>> BEGIN Records for this exercise
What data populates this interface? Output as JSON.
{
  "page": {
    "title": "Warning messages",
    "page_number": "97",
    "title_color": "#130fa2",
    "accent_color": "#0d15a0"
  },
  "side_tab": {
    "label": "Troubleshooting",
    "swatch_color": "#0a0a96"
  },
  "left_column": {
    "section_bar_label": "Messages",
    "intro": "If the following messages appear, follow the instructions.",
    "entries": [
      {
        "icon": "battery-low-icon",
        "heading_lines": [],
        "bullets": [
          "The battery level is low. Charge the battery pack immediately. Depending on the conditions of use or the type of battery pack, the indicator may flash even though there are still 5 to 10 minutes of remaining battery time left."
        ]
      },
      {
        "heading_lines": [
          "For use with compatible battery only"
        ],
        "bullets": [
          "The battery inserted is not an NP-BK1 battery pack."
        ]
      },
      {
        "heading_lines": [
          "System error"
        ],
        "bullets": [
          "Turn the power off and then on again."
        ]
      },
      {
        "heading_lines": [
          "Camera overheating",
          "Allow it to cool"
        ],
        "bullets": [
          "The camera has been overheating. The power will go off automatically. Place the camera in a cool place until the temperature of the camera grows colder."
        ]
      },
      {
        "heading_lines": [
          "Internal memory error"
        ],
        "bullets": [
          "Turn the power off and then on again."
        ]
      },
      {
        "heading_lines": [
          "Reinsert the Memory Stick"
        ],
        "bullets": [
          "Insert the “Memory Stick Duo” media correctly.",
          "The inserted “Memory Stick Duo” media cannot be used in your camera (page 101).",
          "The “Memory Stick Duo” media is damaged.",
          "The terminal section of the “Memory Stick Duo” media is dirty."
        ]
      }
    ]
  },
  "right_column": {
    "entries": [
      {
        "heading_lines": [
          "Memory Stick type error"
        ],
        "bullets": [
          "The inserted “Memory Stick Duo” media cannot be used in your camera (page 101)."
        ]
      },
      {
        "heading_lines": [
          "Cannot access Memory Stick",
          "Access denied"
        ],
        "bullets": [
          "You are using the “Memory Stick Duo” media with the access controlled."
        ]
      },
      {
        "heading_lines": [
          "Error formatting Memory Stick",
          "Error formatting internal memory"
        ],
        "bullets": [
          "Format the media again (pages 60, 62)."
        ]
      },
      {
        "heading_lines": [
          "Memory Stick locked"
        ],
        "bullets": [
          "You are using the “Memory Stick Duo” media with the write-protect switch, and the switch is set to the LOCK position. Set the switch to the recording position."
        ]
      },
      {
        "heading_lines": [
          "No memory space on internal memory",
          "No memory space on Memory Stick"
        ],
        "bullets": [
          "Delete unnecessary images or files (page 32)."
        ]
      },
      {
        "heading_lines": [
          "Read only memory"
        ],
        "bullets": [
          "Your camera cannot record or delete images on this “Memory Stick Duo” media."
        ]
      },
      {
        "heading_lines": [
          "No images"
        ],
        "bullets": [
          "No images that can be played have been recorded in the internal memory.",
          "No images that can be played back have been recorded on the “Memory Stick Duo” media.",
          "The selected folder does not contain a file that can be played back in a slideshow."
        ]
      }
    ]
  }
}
>> END Records for this exercise
*Instruction*
Extract all of the data above and output it character for character.

*Output of the exercise*
What data populates this interface? Output as JSON.
{
  "page": {
    "title": "Warning messages",
    "page_number": "97",
    "title_color": "#130fa2",
    "accent_color": "#0d15a0"
  },
  "side_tab": {
    "label": "Troubleshooting",
    "swatch_color": "#0a0a96"
  },
  "left_column": {
    "section_bar_label": "Messages",
    "intro": "If the following messages appear, follow the instructions.",
    "entries": [
      {
        "icon": "battery-low-icon",
        "heading_lines": [],
        "bullets": [
          "The battery level is low. Charge the battery pack immediately. Depending on the conditions of use or the type of battery pack, the indicator may flash even though there are still 5 to 10 minutes of remaining battery time left."
        ]
      },
      {
        "heading_lines": [
          "For use with compatible battery only"
        ],
        "bullets": [
          "The battery inserted is not an NP-BK1 battery pack."
        ]
      },
      {
        "heading_lines": [
          "System error"
        ],
        "bullets": [
          "Turn the power off and then on again."
        ]
      },
      {
        "heading_lines": [
          "Camera overheating",
          "Allow it to cool"
        ],
        "bullets": [
          "The camera has been overheating. The power will go off automatically. Place the camera in a cool place until the temperature of the camera grows colder."
        ]
      },
      {
        "heading_lines": [
          "Internal memory error"
        ],
        "bullets": [
          "Turn the power off and then on again."
        ]
      },
      {
        "heading_lines": [
          "Reinsert the Memory Stick"
        ],
        "bullets": [
          "Insert the “Memory Stick Duo” media correctly.",
          "The inserted “Memory Stick Duo” media cannot be used in your camera (page 101).",
          "The “Memory Stick Duo” media is damaged.",
          "The terminal section of the “Memory Stick Duo” media is dirty."
        ]
      }
    ]
  },
  "right_column": {
    "entries": [
      {
        "heading_lines": [
          "Memory Stick type error"
        ],
        "bullets": [
          "The inserted “Memory Stick Duo” media cannot be used in your camera (page 101)."
        ]
      },
      {
        "heading_lines": [
          "Cannot access Memory Stick",
          "Access denied"
        ],
        "bullets": [
          "You are using the “Memory Stick Duo” media with the access controlled."
        ]
      },
      {
        "heading_lines": [
          "Error formatting Memory Stick",
          "Error formatting internal memory"
        ],
        "bullets": [
          "Format the media again (pages 60, 62)."
        ]
      },
      {
        "heading_lines": [
          "Memory Stick locked"
        ],
        "bullets": [
          "You are using the “Memory Stick Duo” media with the write-protect switch, and the switch is set to the LOCK position. Set the switch to the recording position."
        ]
      },
      {
        "heading_lines": [
          "No memory space on internal memory",
          "No memory space on Memory Stick"
        ],
        "bullets": [
          "Delete unnecessary images or files (page 32)."
        ]
      },
      {
        "heading_lines": [
          "Read only memory"
        ],
        "bullets": [
          "Your camera cannot record or delete images on this “Memory Stick Duo” media."
        ]
      },
      {
        "heading_lines": [
          "No images"
        ],
        "bullets": [
          "No images that can be played have been recorded in the internal memory.",
          "No images that can be played back have been recorded on the “Memory Stick Duo” media.",
          "The selected folder does not contain a file that can be played back in a slideshow."
        ]
      }
    ]
  }
}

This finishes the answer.